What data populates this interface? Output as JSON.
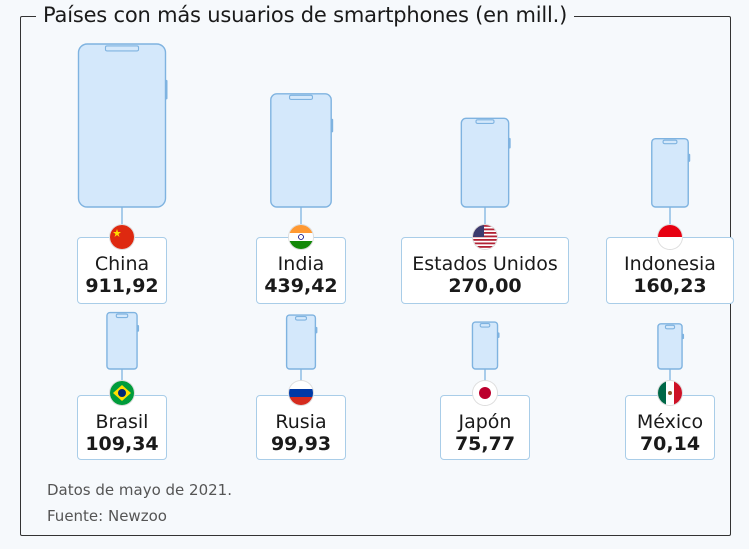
{
  "title": "Países con más usuarios de smartphones (en mill.)",
  "notes": [
    "Datos de mayo de 2021.",
    "Fuente: Newzoo"
  ],
  "colors": {
    "phone_fill": "#d4e8fb",
    "phone_stroke": "#7fb3e0",
    "label_border": "#a9cde8"
  },
  "chart_data": {
    "type": "bar",
    "title": "Países con más usuarios de smartphones (en mill.)",
    "categories": [
      "China",
      "India",
      "Estados Unidos",
      "Indonesia",
      "Brasil",
      "Rusia",
      "Japón",
      "México"
    ],
    "values": [
      911.92,
      439.42,
      270.0,
      160.23,
      109.34,
      99.93,
      75.77,
      70.14
    ],
    "value_labels": [
      "911,92",
      "439,42",
      "270,00",
      "160,23",
      "109,34",
      "99,93",
      "75,77",
      "70,14"
    ],
    "unit": "mill.",
    "flag_icons": [
      "china-flag-icon",
      "india-flag-icon",
      "usa-flag-icon",
      "indonesia-flag-icon",
      "brazil-flag-icon",
      "russia-flag-icon",
      "japan-flag-icon",
      "mexico-flag-icon"
    ]
  }
}
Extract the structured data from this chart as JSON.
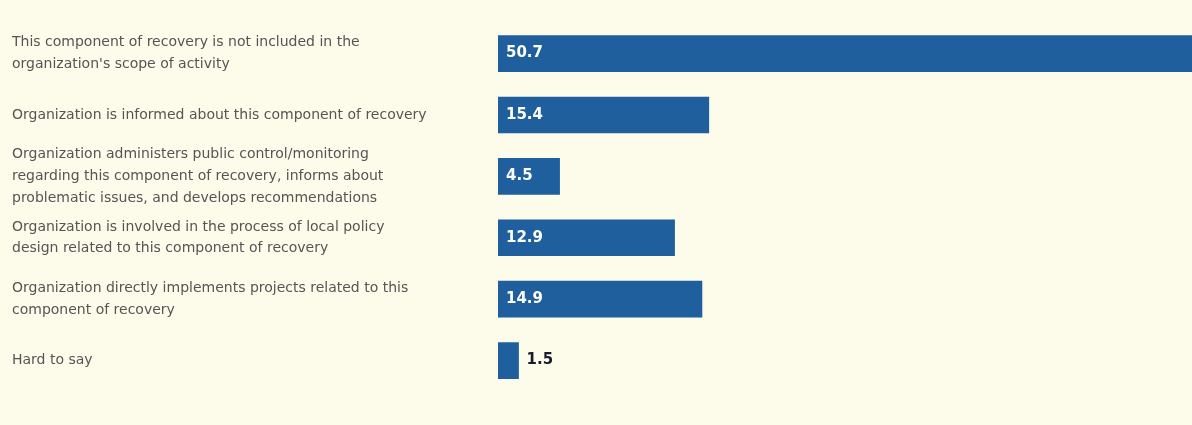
{
  "chart_data": {
    "type": "bar",
    "orientation": "horizontal",
    "categories": [
      "This component of recovery is not included in the organization's scope of activity",
      "Organization is informed about this component of recovery",
      "Organization administers public control/monitoring regarding this component of recovery, informs about problematic issues, and develops recommendations",
      "Organization is involved in the process of local policy design related to this component of recovery",
      "Organization directly implements projects related to this component of recovery",
      "Hard to say"
    ],
    "values": [
      50.7,
      15.4,
      4.5,
      12.9,
      14.9,
      1.5
    ],
    "color": "#1f5f9e",
    "data_labels": true,
    "grid": false,
    "legend": false
  }
}
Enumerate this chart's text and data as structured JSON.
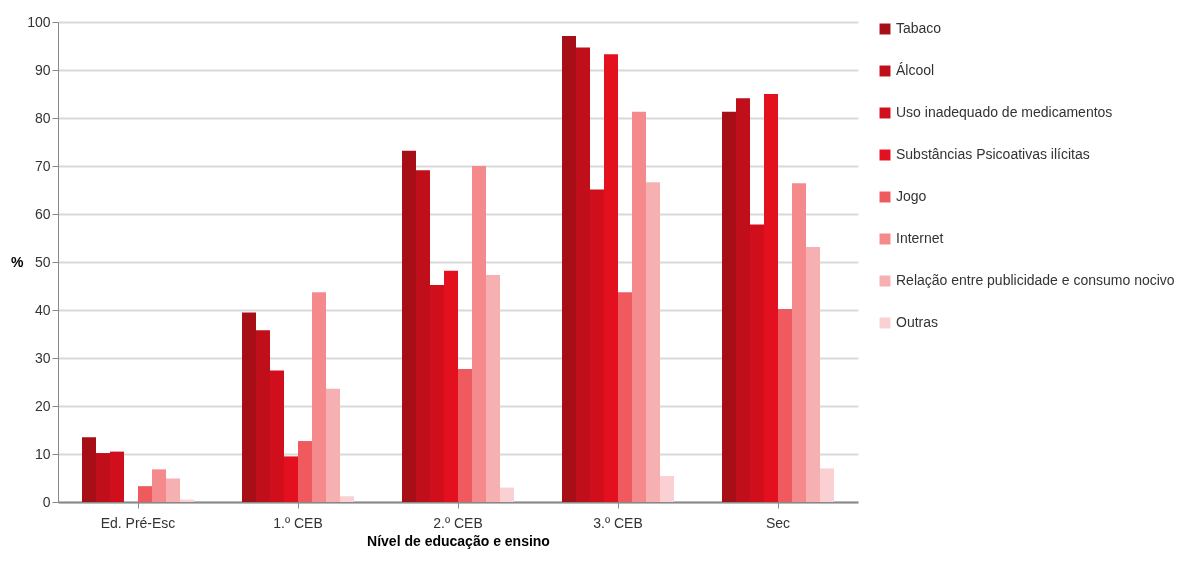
{
  "chart_data": {
    "type": "bar",
    "xlabel": "Nível de educação e ensino",
    "ylabel": "%",
    "categories": [
      "Ed. Pré-Esc",
      "1.º CEB",
      "2.º CEB",
      "3.º CEB",
      "Sec"
    ],
    "series": [
      {
        "name": "Tabaco",
        "color": "#a50f15",
        "values": [
          13.5,
          39.5,
          73.2,
          97.1,
          81.3
        ]
      },
      {
        "name": "Álcool",
        "color": "#c00e1a",
        "values": [
          10.2,
          35.8,
          69.1,
          94.7,
          84.1
        ]
      },
      {
        "name": "Uso inadequado de medicamentos",
        "color": "#d10f1c",
        "values": [
          10.5,
          27.4,
          45.2,
          65.1,
          57.8
        ]
      },
      {
        "name": "Substâncias Psicoativas ilícitas",
        "color": "#e31020",
        "values": [
          0,
          9.5,
          48.2,
          93.3,
          85.0
        ]
      },
      {
        "name": "Jogo",
        "color": "#ef5a5e",
        "values": [
          3.3,
          12.7,
          27.7,
          43.7,
          40.2
        ]
      },
      {
        "name": "Internet",
        "color": "#f48a8c",
        "values": [
          6.8,
          43.7,
          70.0,
          81.3,
          66.4
        ]
      },
      {
        "name": "Relação entre publicidade e consumo nocivo",
        "color": "#f7b0b2",
        "values": [
          4.9,
          23.6,
          47.3,
          66.6,
          53.1
        ]
      },
      {
        "name": "Outras",
        "color": "#fbd0d2",
        "values": [
          0.5,
          1.2,
          3.0,
          5.4,
          7.0
        ]
      }
    ],
    "ylim": [
      0,
      100
    ],
    "yticks": [
      0,
      10,
      20,
      30,
      40,
      50,
      60,
      70,
      80,
      90,
      100
    ],
    "grid": "y",
    "legend": "right"
  }
}
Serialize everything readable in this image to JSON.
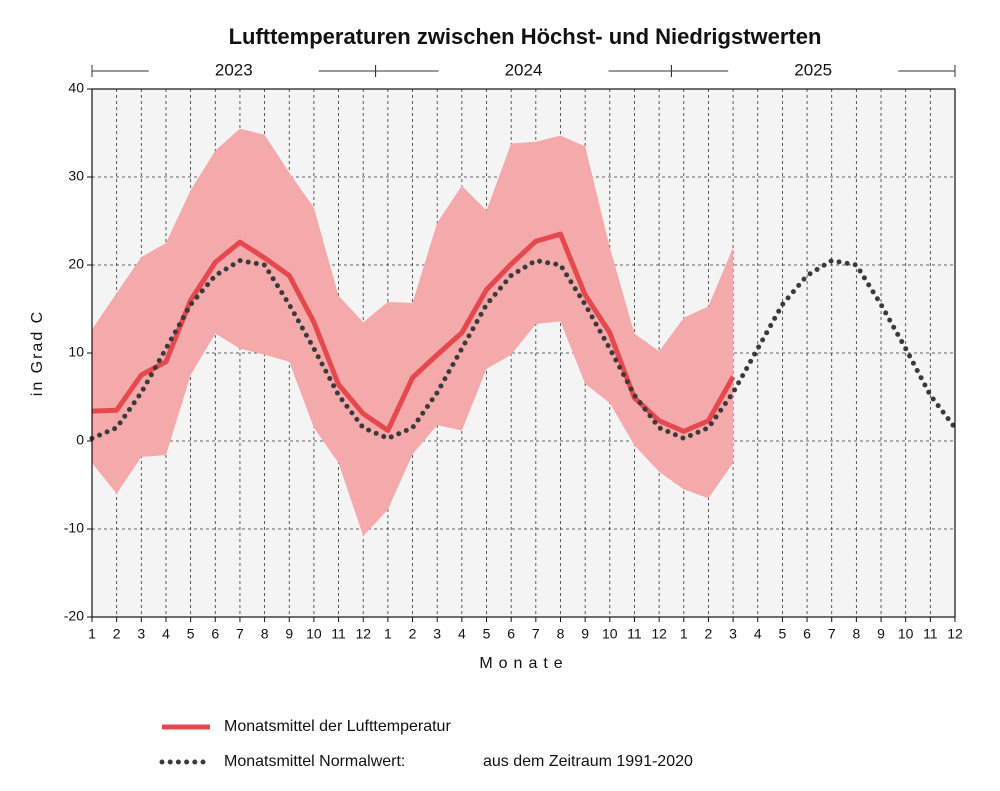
{
  "chart_data": {
    "type": "line",
    "title": "Lufttemperaturen zwischen Höchst- und Niedrigstwerten",
    "years": [
      "2023",
      "2024",
      "2025"
    ],
    "categories": [
      "1",
      "2",
      "3",
      "4",
      "5",
      "6",
      "7",
      "8",
      "9",
      "10",
      "11",
      "12",
      "1",
      "2",
      "3",
      "4",
      "5",
      "6",
      "7",
      "8",
      "9",
      "10",
      "11",
      "12",
      "1",
      "2",
      "3",
      "4",
      "5",
      "6",
      "7",
      "8",
      "9",
      "10",
      "11",
      "12"
    ],
    "x_label": "Monate",
    "y_label": "in Grad C",
    "ylim": [
      -20,
      40
    ],
    "yticks": [
      -20,
      -10,
      0,
      10,
      20,
      30,
      40
    ],
    "grid": true,
    "band": {
      "color": "#f4a9ab",
      "high": [
        12.7,
        16.8,
        20.9,
        22.5,
        28.5,
        33,
        35.5,
        34.8,
        30.5,
        26.5,
        16.5,
        13.5,
        15.8,
        15.7,
        24.8,
        29,
        26.2,
        33.8,
        34,
        34.7,
        33.5,
        22,
        12.2,
        10.2,
        14,
        15.3,
        22,
        null,
        null,
        null,
        null,
        null,
        null,
        null,
        null,
        null
      ],
      "low": [
        -2.5,
        -6,
        -1.8,
        -1.6,
        7.5,
        12.2,
        10.5,
        9.8,
        9,
        1.5,
        -2.5,
        -10.8,
        -7.8,
        -1.5,
        1.8,
        1.2,
        8.2,
        9.8,
        13.3,
        13.6,
        6.5,
        4.3,
        -0.5,
        -3.5,
        -5.5,
        -6.5,
        -2.5,
        null,
        null,
        null,
        null,
        null,
        null,
        null,
        null,
        null
      ]
    },
    "series": [
      {
        "name": "Monatsmittel der Lufttemperatur",
        "color": "#e5484d",
        "style": "solid",
        "values": [
          3.4,
          3.5,
          7.5,
          9,
          16,
          20.3,
          22.6,
          20.8,
          18.8,
          13.5,
          6.4,
          3.1,
          1.2,
          7.2,
          9.8,
          12.3,
          17.2,
          20.1,
          22.7,
          23.5,
          16.6,
          12.3,
          4.9,
          2.3,
          1.1,
          2.3,
          7.3,
          null,
          null,
          null,
          null,
          null,
          null,
          null,
          null,
          null
        ]
      },
      {
        "name": "Monatsmittel Normalwert:",
        "color": "#3a3a3a",
        "style": "dotted",
        "values": [
          0.3,
          1.5,
          5.5,
          10.5,
          15.5,
          18.8,
          20.5,
          20,
          15.5,
          10.5,
          5.2,
          1.5,
          0.3,
          1.5,
          5.5,
          10.5,
          15.5,
          18.8,
          20.5,
          20,
          15.5,
          10.5,
          5.2,
          1.5,
          0.3,
          1.5,
          5.5,
          10.5,
          15.5,
          18.8,
          20.5,
          20,
          15.5,
          10.5,
          5.2,
          1.5
        ]
      }
    ],
    "legend_note": "aus dem Zeitraum 1991-2020"
  }
}
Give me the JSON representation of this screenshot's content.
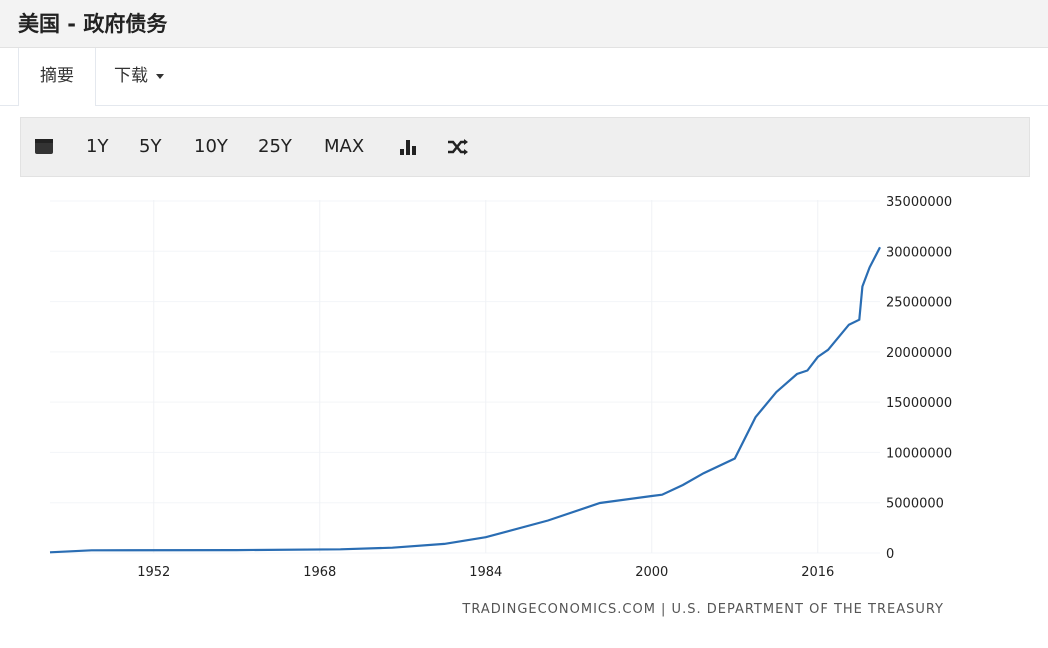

+ + + + + + +

EXERCISE OBJECTIVE
Omit pictures; set down the rest of the material word for word.

RESPONSE TO THIS TASK
What data populates this interface? Output as JSON.
{
  "title": "Países con más usuarios de smartphones (en mill.)",
  "notes": [
    "Datos de mayo de 2021.",
    "Fuente: Newzoo"
  ],
  "colors": {
    "phone_fill": "#d4e8fb",
    "phone_stroke": "#7fb3e0",
    "label_border": "#a9cde8"
  },
  "chart_data": {
    "type": "bar",
    "title": "Países con más usuarios de smartphones (en mill.)",
    "categories": [
      "China",
      "India",
      "Estados Unidos",
      "Indonesia",
      "Brasil",
      "Rusia",
      "Japón",
      "México"
    ],
    "values": [
      911.92,
      439.42,
      270.0,
      160.23,
      109.34,
      99.93,
      75.77,
      70.14
    ],
    "value_labels": [
      "911,92",
      "439,42",
      "270,00",
      "160,23",
      "109,34",
      "99,93",
      "75,77",
      "70,14"
    ],
    "unit": "mill.",
    "flag_icons": [
      "china-flag-icon",
      "india-flag-icon",
      "usa-flag-icon",
      "indonesia-flag-icon",
      "brazil-flag-icon",
      "russia-flag-icon",
      "japan-flag-icon",
      "mexico-flag-icon"
    ]
  }
}
Extract the structured data from this chart as JSON.
{
  "chart_data": {
    "type": "bar",
    "orientation": "horizontal",
    "categories": [
      "This component of recovery is not included in the organization's scope of activity",
      "Organization is informed about this component of recovery",
      "Organization administers public control/monitoring regarding this component of recovery, informs about problematic issues, and develops recommendations",
      "Organization is involved in the process of local policy design related to this component of recovery",
      "Organization directly implements projects related to this component of recovery",
      "Hard to say"
    ],
    "values": [
      50.7,
      15.4,
      4.5,
      12.9,
      14.9,
      1.5
    ],
    "color": "#1f5f9e",
    "data_labels": true,
    "grid": false,
    "legend": false
  }
}
Enumerate this chart's text and data as structured JSON.
{
  "chart_data": {
    "type": "bar",
    "xlabel": "Nível de educação e ensino",
    "ylabel": "%",
    "categories": [
      "Ed. Pré-Esc",
      "1.º CEB",
      "2.º CEB",
      "3.º CEB",
      "Sec"
    ],
    "series": [
      {
        "name": "Tabaco",
        "color": "#a50f15",
        "values": [
          13.5,
          39.5,
          73.2,
          97.1,
          81.3
        ]
      },
      {
        "name": "Álcool",
        "color": "#c00e1a",
        "values": [
          10.2,
          35.8,
          69.1,
          94.7,
          84.1
        ]
      },
      {
        "name": "Uso inadequado de medicamentos",
        "color": "#d10f1c",
        "values": [
          10.5,
          27.4,
          45.2,
          65.1,
          57.8
        ]
      },
      {
        "name": "Substâncias Psicoativas ilícitas",
        "color": "#e31020",
        "values": [
          0,
          9.5,
          48.2,
          93.3,
          85.0
        ]
      },
      {
        "name": "Jogo",
        "color": "#ef5a5e",
        "values": [
          3.3,
          12.7,
          27.7,
          43.7,
          40.2
        ]
      },
      {
        "name": "Internet",
        "color": "#f48a8c",
        "values": [
          6.8,
          43.7,
          70.0,
          81.3,
          66.4
        ]
      },
      {
        "name": "Relação entre publicidade e consumo nocivo",
        "color": "#f7b0b2",
        "values": [
          4.9,
          23.6,
          47.3,
          66.6,
          53.1
        ]
      },
      {
        "name": "Outras",
        "color": "#fbd0d2",
        "values": [
          0.5,
          1.2,
          3.0,
          5.4,
          7.0
        ]
      }
    ],
    "ylim": [
      0,
      100
    ],
    "yticks": [
      0,
      10,
      20,
      30,
      40,
      50,
      60,
      70,
      80,
      90,
      100
    ],
    "grid": "y",
    "legend": "right"
  }
}
Serialize everything readable in this image to JSON.
{
  "chart_data": {
    "type": "line",
    "title": "Lufttemperaturen zwischen Höchst- und Niedrigstwerten",
    "years": [
      "2023",
      "2024",
      "2025"
    ],
    "categories": [
      "1",
      "2",
      "3",
      "4",
      "5",
      "6",
      "7",
      "8",
      "9",
      "10",
      "11",
      "12",
      "1",
      "2",
      "3",
      "4",
      "5",
      "6",
      "7",
      "8",
      "9",
      "10",
      "11",
      "12",
      "1",
      "2",
      "3",
      "4",
      "5",
      "6",
      "7",
      "8",
      "9",
      "10",
      "11",
      "12"
    ],
    "x_label": "Monate",
    "y_label": "in Grad C",
    "ylim": [
      -20,
      40
    ],
    "yticks": [
      -20,
      -10,
      0,
      10,
      20,
      30,
      40
    ],
    "grid": true,
    "band": {
      "color": "#f4a9ab",
      "high": [
        12.7,
        16.8,
        20.9,
        22.5,
        28.5,
        33,
        35.5,
        34.8,
        30.5,
        26.5,
        16.5,
        13.5,
        15.8,
        15.7,
        24.8,
        29,
        26.2,
        33.8,
        34,
        34.7,
        33.5,
        22,
        12.2,
        10.2,
        14,
        15.3,
        22,
        null,
        null,
        null,
        null,
        null,
        null,
        null,
        null,
        null
      ],
      "low": [
        -2.5,
        -6,
        -1.8,
        -1.6,
        7.5,
        12.2,
        10.5,
        9.8,
        9,
        1.5,
        -2.5,
        -10.8,
        -7.8,
        -1.5,
        1.8,
        1.2,
        8.2,
        9.8,
        13.3,
        13.6,
        6.5,
        4.3,
        -0.5,
        -3.5,
        -5.5,
        -6.5,
        -2.5,
        null,
        null,
        null,
        null,
        null,
        null,
        null,
        null,
        null
      ]
    },
    "series": [
      {
        "name": "Monatsmittel der Lufttemperatur",
        "color": "#e5484d",
        "style": "solid",
        "values": [
          3.4,
          3.5,
          7.5,
          9,
          16,
          20.3,
          22.6,
          20.8,
          18.8,
          13.5,
          6.4,
          3.1,
          1.2,
          7.2,
          9.8,
          12.3,
          17.2,
          20.1,
          22.7,
          23.5,
          16.6,
          12.3,
          4.9,
          2.3,
          1.1,
          2.3,
          7.3,
          null,
          null,
          null,
          null,
          null,
          null,
          null,
          null,
          null
        ]
      },
      {
        "name": "Monatsmittel Normalwert:",
        "color": "#3a3a3a",
        "style": "dotted",
        "values": [
          0.3,
          1.5,
          5.5,
          10.5,
          15.5,
          18.8,
          20.5,
          20,
          15.5,
          10.5,
          5.2,
          1.5,
          0.3,
          1.5,
          5.5,
          10.5,
          15.5,
          18.8,
          20.5,
          20,
          15.5,
          10.5,
          5.2,
          1.5,
          0.3,
          1.5,
          5.5,
          10.5,
          15.5,
          18.8,
          20.5,
          20,
          15.5,
          10.5,
          5.2,
          1.5
        ]
      }
    ],
    "legend_note": "aus dem Zeitraum 1991-2020"
  }
}
Give me the JSON representation of this screenshot's content.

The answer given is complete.